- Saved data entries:
= = = = =

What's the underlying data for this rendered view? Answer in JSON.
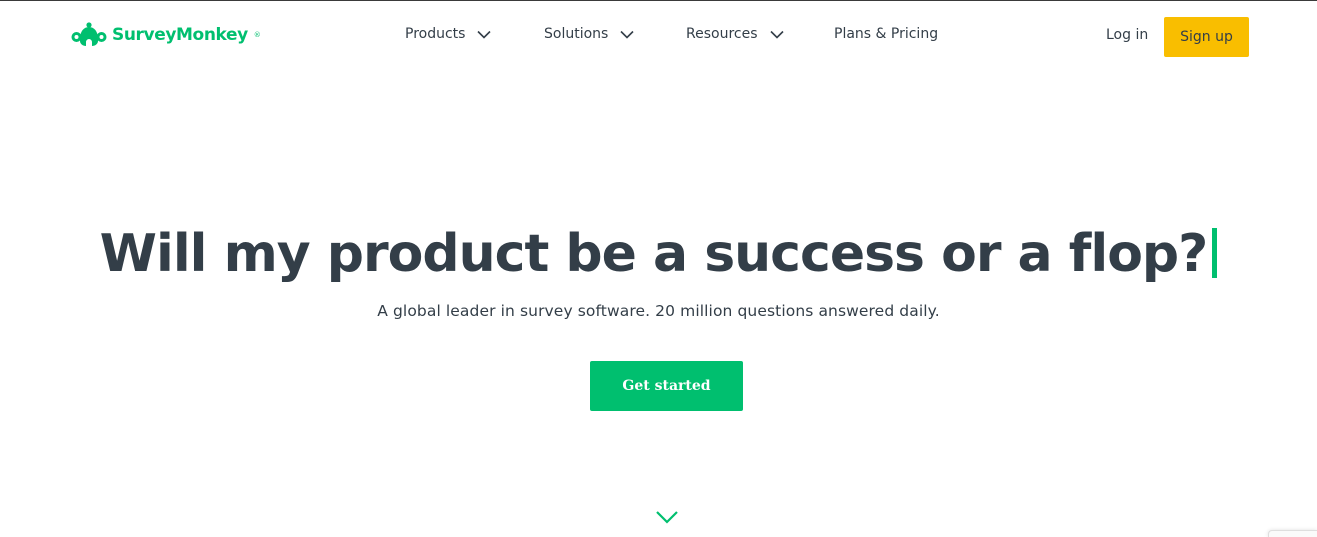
{
  "brand": {
    "name": "SurveyMonkey",
    "registered": "®",
    "color": "#00bf6f"
  },
  "nav": {
    "items": [
      {
        "label": "Products",
        "has_dropdown": true
      },
      {
        "label": "Solutions",
        "has_dropdown": true
      },
      {
        "label": "Resources",
        "has_dropdown": true
      },
      {
        "label": "Plans & Pricing",
        "has_dropdown": false
      }
    ],
    "login_label": "Log in",
    "signup_label": "Sign up",
    "signup_color": "#f9be00"
  },
  "hero": {
    "title": "Will my product be a success or a flop?",
    "subtitle": "A global leader in survey software. 20 million questions answered daily.",
    "cta_label": "Get started",
    "cta_color": "#00bf6f",
    "text_color": "#333e48"
  },
  "icons": {
    "logo": "monkey-logo-icon",
    "dropdown": "chevron-down-icon",
    "scroll": "chevron-down-icon"
  }
}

= = = = =

- To be done: Make an exact copy of the records above, with the pictures left out.

- Result of this task:
What's the underlying data for this rendered view? Answer in JSON.
{
  "brand": {
    "name": "SurveyMonkey",
    "registered": "®",
    "color": "#00bf6f"
  },
  "nav": {
    "items": [
      {
        "label": "Products",
        "has_dropdown": true
      },
      {
        "label": "Solutions",
        "has_dropdown": true
      },
      {
        "label": "Resources",
        "has_dropdown": true
      },
      {
        "label": "Plans & Pricing",
        "has_dropdown": false
      }
    ],
    "login_label": "Log in",
    "signup_label": "Sign up",
    "signup_color": "#f9be00"
  },
  "hero": {
    "title": "Will my product be a success or a flop?",
    "subtitle": "A global leader in survey software. 20 million questions answered daily.",
    "cta_label": "Get started",
    "cta_color": "#00bf6f",
    "text_color": "#333e48"
  },
  "icons": {
    "logo": "monkey-logo-icon",
    "dropdown": "chevron-down-icon",
    "scroll": "chevron-down-icon"
  }
}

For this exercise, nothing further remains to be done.